Data excerpts –
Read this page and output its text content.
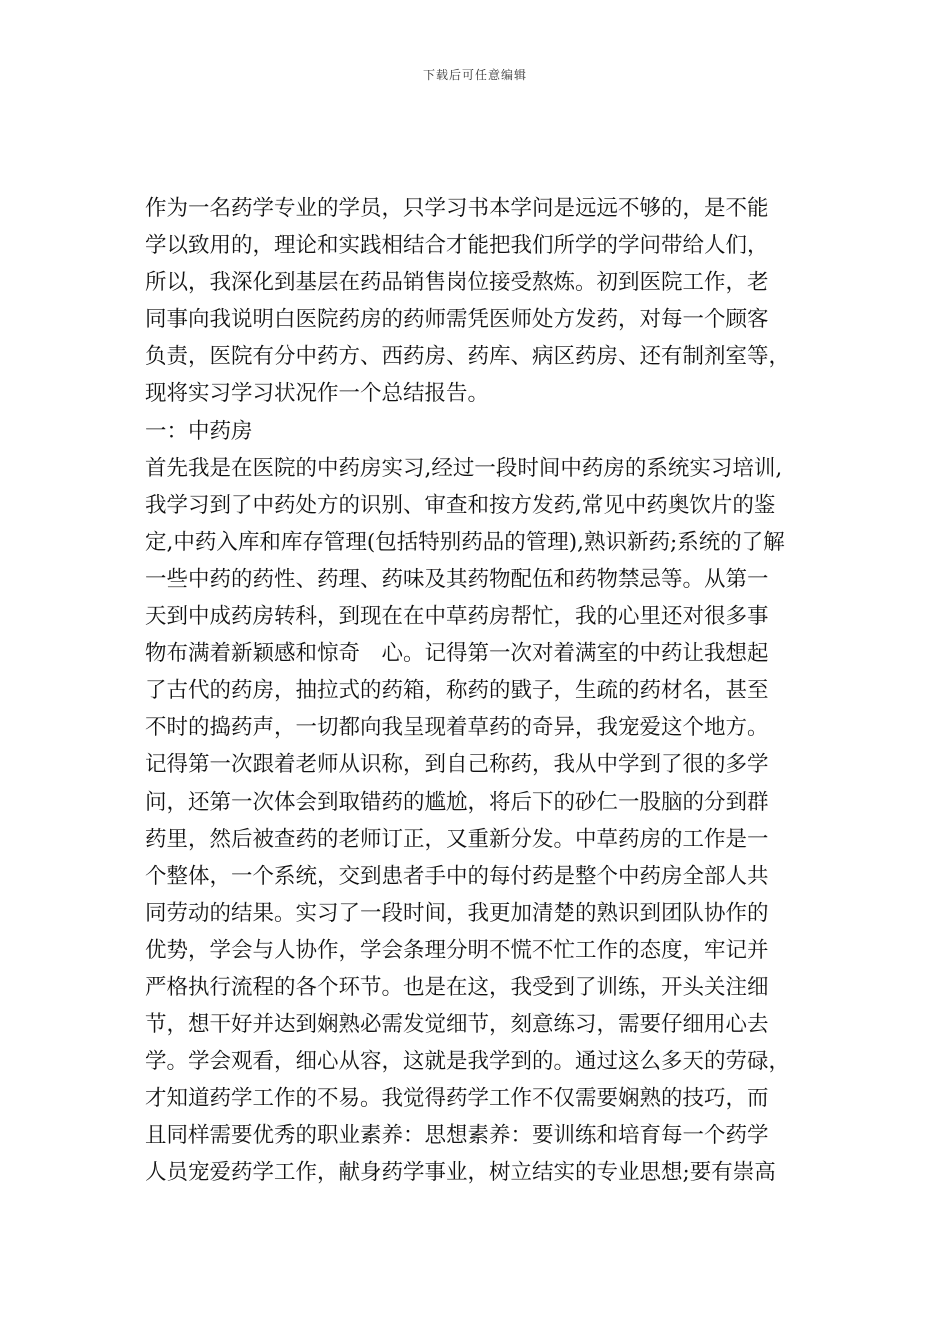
下载后可任意编辑
作为一名药学专业的学员，只学习书本学问是远远不够的，是不能
学以致用的，理论和实践相结合才能把我们所学的学问带给人们，
所以，我深化到基层在药品销售岗位接受熬炼。初到医院工作，老
同事向我说明白医院药房的药师需凭医师处方发药，对每一个顾客
负责，医院有分中药方、西药房、药库、病区药房、还有制剂室等，
现将实习学习状况作一个总结报告。
一：中药房
首先我是在医院的中药房实习,经过一段时间中药房的系统实习培训,
我学习到了中药处方的识别、审查和按方发药,常见中药奥饮片的鉴
定,中药入库和库存管理(包括特别药品的管理),熟识新药;系统的了解
一些中药的药性、药理、药味及其药物配伍和药物禁忌等。从第一
天到中成药房转科，到现在在中草药房帮忙，我的心里还对很多事
物布满着新颖感和惊奇　心。记得第一次对着满室的中药让我想起
了古代的药房，抽拉式的药箱，称药的戥子，生疏的药材名，甚至
不时的捣药声，一切都向我呈现着草药的奇异，我宠爱这个地方。
记得第一次跟着老师从识称，到自己称药，我从中学到了很的多学
问，还第一次体会到取错药的尴尬，将后下的砂仁一股脑的分到群
药里，然后被查药的老师订正，又重新分发。中草药房的工作是一
个整体，一个系统，交到患者手中的每付药是整个中药房全部人共
同劳动的结果。实习了一段时间，我更加清楚的熟识到团队协作的
优势，学会与人协作，学会条理分明不慌不忙工作的态度，牢记并
严格执行流程的各个环节。也是在这，我受到了训练，开头关注细
节，想干好并达到娴熟必需发觉细节，刻意练习，需要仔细用心去
学。学会观看，细心从容，这就是我学到的。通过这么多天的劳碌，
才知道药学工作的不易。我觉得药学工作不仅需要娴熟的技巧，而
且同样需要优秀的职业素养：思想素养：要训练和培育每一个药学
人员宠爱药学工作，献身药学事业，树立结实的专业思想;要有崇高
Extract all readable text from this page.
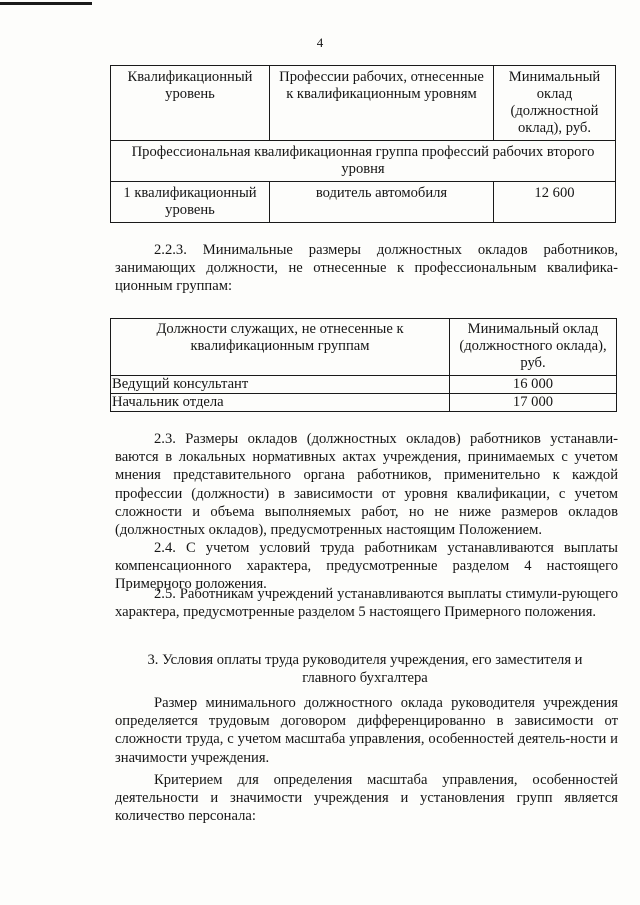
4
Квалификационный уровень	Профессии рабочих, отнесенные к квалификационным уровням	Минимальный оклад (должностной оклад), руб.
Профессиональная квалификационная группа профессий рабочих второго уровня		
1 квалификационный уровень	водитель автомобиля	12 600

2.2.3. Минимальные размеры должностных окладов работников, занимающих должности, не отнесенные к профессиональным квалифика-ционным группам:

Должности служащих, не отнесенные к квалификационным группам	Минимальный оклад (должностного оклада), руб.
Ведущий консультант	16 000
Начальник отдела	17 000

2.3. Размеры окладов (должностных окладов) работников устанавли-ваются в локальных нормативных актах учреждения, принимаемых с учетом мнения представительного органа работников, применительно к каждой профессии (должности) в зависимости от уровня квалификации, с учетом сложности и объема выполняемых работ, но не ниже размеров окладов (должностных окладов), предусмотренных настоящим Положением.

2.4. С учетом условий труда работникам устанавливаются выплаты компенсационного характера, предусмотренные разделом 4 настоящего Примерного положения.

2.5. Работникам учреждений устанавливаются выплаты стимули-рующего характера, предусмотренные разделом 5 настоящего Примерного положения.

3. Условия оплаты труда руководителя учреждения, его заместителя и главного бухгалтера

Размер минимального должностного оклада руководителя учреждения определяется трудовым договором дифференцированно в зависимости от сложности труда, с учетом масштаба управления, особенностей деятель-ности и значимости учреждения.

Критерием для определения масштаба управления, особенностей деятельности и значимости учреждения и установления групп является количество персонала:
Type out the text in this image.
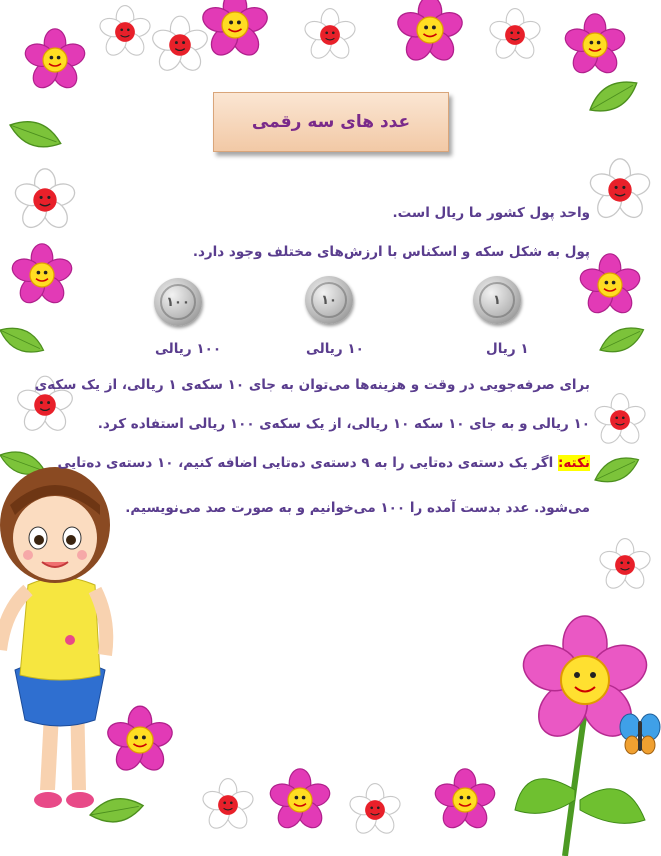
عدد های سه رقمی
واحد پول کشور ما ریال است.
پول به شکل سکه و اسکناس با ارزش‌های مختلف وجود دارد.
۱۰۰	۱۰	۱
۱۰۰ ریالی	۱۰ ریالی	۱ ریال
برای صرفه‌جویی در وقت و هزینه‌ها می‌توان به جای ۱۰ سکه‌ی ۱ ریالی، از یک سکه‌ی
۱۰ ریالی و به جای ۱۰ سکه ۱۰ ریالی، از یک سکه‌ی ۱۰۰ ریالی استفاده کرد.
نکته: اگر یک دسته‌ی ده‌تایی را به ۹ دسته‌ی ده‌تایی اضافه کنیم، ۱۰ دسته‌ی ده‌تایی
می‌شود. عدد بدست آمده را ۱۰۰ می‌خوانیم و به صورت صد می‌نویسیم.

What to produce – Give nothing but the count of lines in the listing above that hold the string "особенностей".

Solution to this task – 2